_EXERCISE INSTRUCTIONS_
Quote all of the data below exactly, please.

- - - - -

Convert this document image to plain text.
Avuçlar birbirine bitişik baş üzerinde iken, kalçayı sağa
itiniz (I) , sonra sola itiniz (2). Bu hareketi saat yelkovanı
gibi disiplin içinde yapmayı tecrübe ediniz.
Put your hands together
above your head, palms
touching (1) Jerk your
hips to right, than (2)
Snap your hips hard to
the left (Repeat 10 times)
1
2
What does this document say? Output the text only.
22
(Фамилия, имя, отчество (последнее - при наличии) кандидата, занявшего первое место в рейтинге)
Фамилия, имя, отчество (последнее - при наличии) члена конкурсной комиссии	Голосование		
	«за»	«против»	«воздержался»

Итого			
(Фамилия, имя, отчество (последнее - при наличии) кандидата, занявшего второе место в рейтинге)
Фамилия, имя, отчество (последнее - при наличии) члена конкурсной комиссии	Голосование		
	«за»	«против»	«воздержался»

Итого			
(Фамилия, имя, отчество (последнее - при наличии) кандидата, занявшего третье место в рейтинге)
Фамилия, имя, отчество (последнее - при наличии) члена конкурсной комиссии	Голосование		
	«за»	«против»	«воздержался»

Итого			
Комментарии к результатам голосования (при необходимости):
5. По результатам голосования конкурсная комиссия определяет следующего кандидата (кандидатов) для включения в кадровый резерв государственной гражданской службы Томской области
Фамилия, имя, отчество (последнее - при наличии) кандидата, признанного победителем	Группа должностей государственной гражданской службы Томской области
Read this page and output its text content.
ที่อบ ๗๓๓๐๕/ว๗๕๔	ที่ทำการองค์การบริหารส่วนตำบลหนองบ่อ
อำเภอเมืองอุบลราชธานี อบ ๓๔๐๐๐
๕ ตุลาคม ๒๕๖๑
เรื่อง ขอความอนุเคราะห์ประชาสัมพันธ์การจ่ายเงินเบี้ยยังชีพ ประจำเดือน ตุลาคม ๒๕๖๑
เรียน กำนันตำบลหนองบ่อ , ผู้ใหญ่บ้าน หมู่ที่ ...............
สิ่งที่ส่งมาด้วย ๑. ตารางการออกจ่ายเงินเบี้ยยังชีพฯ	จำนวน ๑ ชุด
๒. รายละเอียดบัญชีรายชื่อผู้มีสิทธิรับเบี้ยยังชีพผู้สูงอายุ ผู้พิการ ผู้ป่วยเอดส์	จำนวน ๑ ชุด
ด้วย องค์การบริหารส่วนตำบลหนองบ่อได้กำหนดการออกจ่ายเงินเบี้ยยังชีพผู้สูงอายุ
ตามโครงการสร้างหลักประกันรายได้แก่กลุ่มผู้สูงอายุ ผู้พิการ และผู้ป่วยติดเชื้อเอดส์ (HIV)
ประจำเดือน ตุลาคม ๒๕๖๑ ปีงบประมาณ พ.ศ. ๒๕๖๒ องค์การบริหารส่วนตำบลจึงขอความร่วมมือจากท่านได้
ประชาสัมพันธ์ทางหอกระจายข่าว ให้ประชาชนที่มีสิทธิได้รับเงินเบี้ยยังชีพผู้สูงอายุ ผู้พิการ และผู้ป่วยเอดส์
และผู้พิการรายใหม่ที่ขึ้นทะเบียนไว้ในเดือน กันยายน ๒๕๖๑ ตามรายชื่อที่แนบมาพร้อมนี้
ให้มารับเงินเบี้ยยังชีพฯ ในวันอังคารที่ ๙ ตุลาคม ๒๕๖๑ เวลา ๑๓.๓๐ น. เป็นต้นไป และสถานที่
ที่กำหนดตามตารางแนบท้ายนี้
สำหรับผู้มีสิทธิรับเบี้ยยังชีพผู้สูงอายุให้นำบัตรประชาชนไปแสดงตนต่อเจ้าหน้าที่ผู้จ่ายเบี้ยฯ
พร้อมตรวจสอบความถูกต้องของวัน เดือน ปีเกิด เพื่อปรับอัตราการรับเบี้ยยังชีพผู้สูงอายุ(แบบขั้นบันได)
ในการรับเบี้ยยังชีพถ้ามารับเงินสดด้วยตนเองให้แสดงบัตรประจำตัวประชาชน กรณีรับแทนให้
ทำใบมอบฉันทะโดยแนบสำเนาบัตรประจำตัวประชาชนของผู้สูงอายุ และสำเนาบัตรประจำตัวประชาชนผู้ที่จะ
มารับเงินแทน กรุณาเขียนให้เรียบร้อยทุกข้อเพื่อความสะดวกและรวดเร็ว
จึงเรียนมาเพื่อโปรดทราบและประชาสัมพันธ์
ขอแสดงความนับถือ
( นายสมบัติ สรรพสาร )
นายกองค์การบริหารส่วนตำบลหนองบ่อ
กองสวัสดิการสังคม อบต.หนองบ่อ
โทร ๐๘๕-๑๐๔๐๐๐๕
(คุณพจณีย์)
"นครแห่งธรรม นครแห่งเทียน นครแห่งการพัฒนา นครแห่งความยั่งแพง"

- - - - -

_IN RESPONSE_
Convert this document image to plain text.
Avuçlar birbirine bitişik baş üzerinde iken, kalçayı sağa
itiniz (I) , sonra sola itiniz (2). Bu hareketi saat yelkovanı
gibi disiplin içinde yapmayı tecrübe ediniz.
Put your hands together
above your head, palms
touching (1) Jerk your
hips to right, than (2)
Snap your hips hard to
the left (Repeat 10 times)
1
2
What does this document say? Output the text only.
22
(Фамилия, имя, отчество (последнее - при наличии) кандидата, занявшего первое место в рейтинге)
Фамилия, имя, отчество (последнее - при наличии) члена конкурсной комиссии	Голосование		
	«за»	«против»	«воздержался»

Итого			
(Фамилия, имя, отчество (последнее - при наличии) кандидата, занявшего второе место в рейтинге)
Фамилия, имя, отчество (последнее - при наличии) члена конкурсной комиссии	Голосование		
	«за»	«против»	«воздержался»

Итого			
(Фамилия, имя, отчество (последнее - при наличии) кандидата, занявшего третье место в рейтинге)
Фамилия, имя, отчество (последнее - при наличии) члена конкурсной комиссии	Голосование		
	«за»	«против»	«воздержался»

Итого			
Комментарии к результатам голосования (при необходимости):
5. По результатам голосования конкурсная комиссия определяет следующего кандидата (кандидатов) для включения в кадровый резерв государственной гражданской службы Томской области
Фамилия, имя, отчество (последнее - при наличии) кандидата, признанного победителем	Группа должностей государственной гражданской службы Томской области
Read this page and output its text content.
ที่อบ ๗๓๓๐๕/ว๗๕๔	ที่ทำการองค์การบริหารส่วนตำบลหนองบ่อ
อำเภอเมืองอุบลราชธานี อบ ๓๔๐๐๐
๕ ตุลาคม ๒๕๖๑
เรื่อง ขอความอนุเคราะห์ประชาสัมพันธ์การจ่ายเงินเบี้ยยังชีพ ประจำเดือน ตุลาคม ๒๕๖๑
เรียน กำนันตำบลหนองบ่อ , ผู้ใหญ่บ้าน หมู่ที่ ...............
สิ่งที่ส่งมาด้วย ๑. ตารางการออกจ่ายเงินเบี้ยยังชีพฯ	จำนวน ๑ ชุด
๒. รายละเอียดบัญชีรายชื่อผู้มีสิทธิรับเบี้ยยังชีพผู้สูงอายุ ผู้พิการ ผู้ป่วยเอดส์	จำนวน ๑ ชุด
ด้วย องค์การบริหารส่วนตำบลหนองบ่อได้กำหนดการออกจ่ายเงินเบี้ยยังชีพผู้สูงอายุ
ตามโครงการสร้างหลักประกันรายได้แก่กลุ่มผู้สูงอายุ ผู้พิการ และผู้ป่วยติดเชื้อเอดส์ (HIV)
ประจำเดือน ตุลาคม ๒๕๖๑ ปีงบประมาณ พ.ศ. ๒๕๖๒ องค์การบริหารส่วนตำบลจึงขอความร่วมมือจากท่านได้
ประชาสัมพันธ์ทางหอกระจายข่าว ให้ประชาชนที่มีสิทธิได้รับเงินเบี้ยยังชีพผู้สูงอายุ ผู้พิการ และผู้ป่วยเอดส์
และผู้พิการรายใหม่ที่ขึ้นทะเบียนไว้ในเดือน กันยายน ๒๕๖๑ ตามรายชื่อที่แนบมาพร้อมนี้
ให้มารับเงินเบี้ยยังชีพฯ ในวันอังคารที่ ๙ ตุลาคม ๒๕๖๑ เวลา ๑๓.๓๐ น. เป็นต้นไป และสถานที่
ที่กำหนดตามตารางแนบท้ายนี้
สำหรับผู้มีสิทธิรับเบี้ยยังชีพผู้สูงอายุให้นำบัตรประชาชนไปแสดงตนต่อเจ้าหน้าที่ผู้จ่ายเบี้ยฯ
พร้อมตรวจสอบความถูกต้องของวัน เดือน ปีเกิด เพื่อปรับอัตราการรับเบี้ยยังชีพผู้สูงอายุ(แบบขั้นบันได)
ในการรับเบี้ยยังชีพถ้ามารับเงินสดด้วยตนเองให้แสดงบัตรประจำตัวประชาชน กรณีรับแทนให้
ทำใบมอบฉันทะโดยแนบสำเนาบัตรประจำตัวประชาชนของผู้สูงอายุ และสำเนาบัตรประจำตัวประชาชนผู้ที่จะ
มารับเงินแทน กรุณาเขียนให้เรียบร้อยทุกข้อเพื่อความสะดวกและรวดเร็ว
จึงเรียนมาเพื่อโปรดทราบและประชาสัมพันธ์
ขอแสดงความนับถือ
( นายสมบัติ สรรพสาร )
นายกองค์การบริหารส่วนตำบลหนองบ่อ
กองสวัสดิการสังคม อบต.หนองบ่อ
โทร ๐๘๕-๑๐๔๐๐๐๕
(คุณพจณีย์)
"นครแห่งธรรม นครแห่งเทียน นครแห่งการพัฒนา นครแห่งความยั่งแพง"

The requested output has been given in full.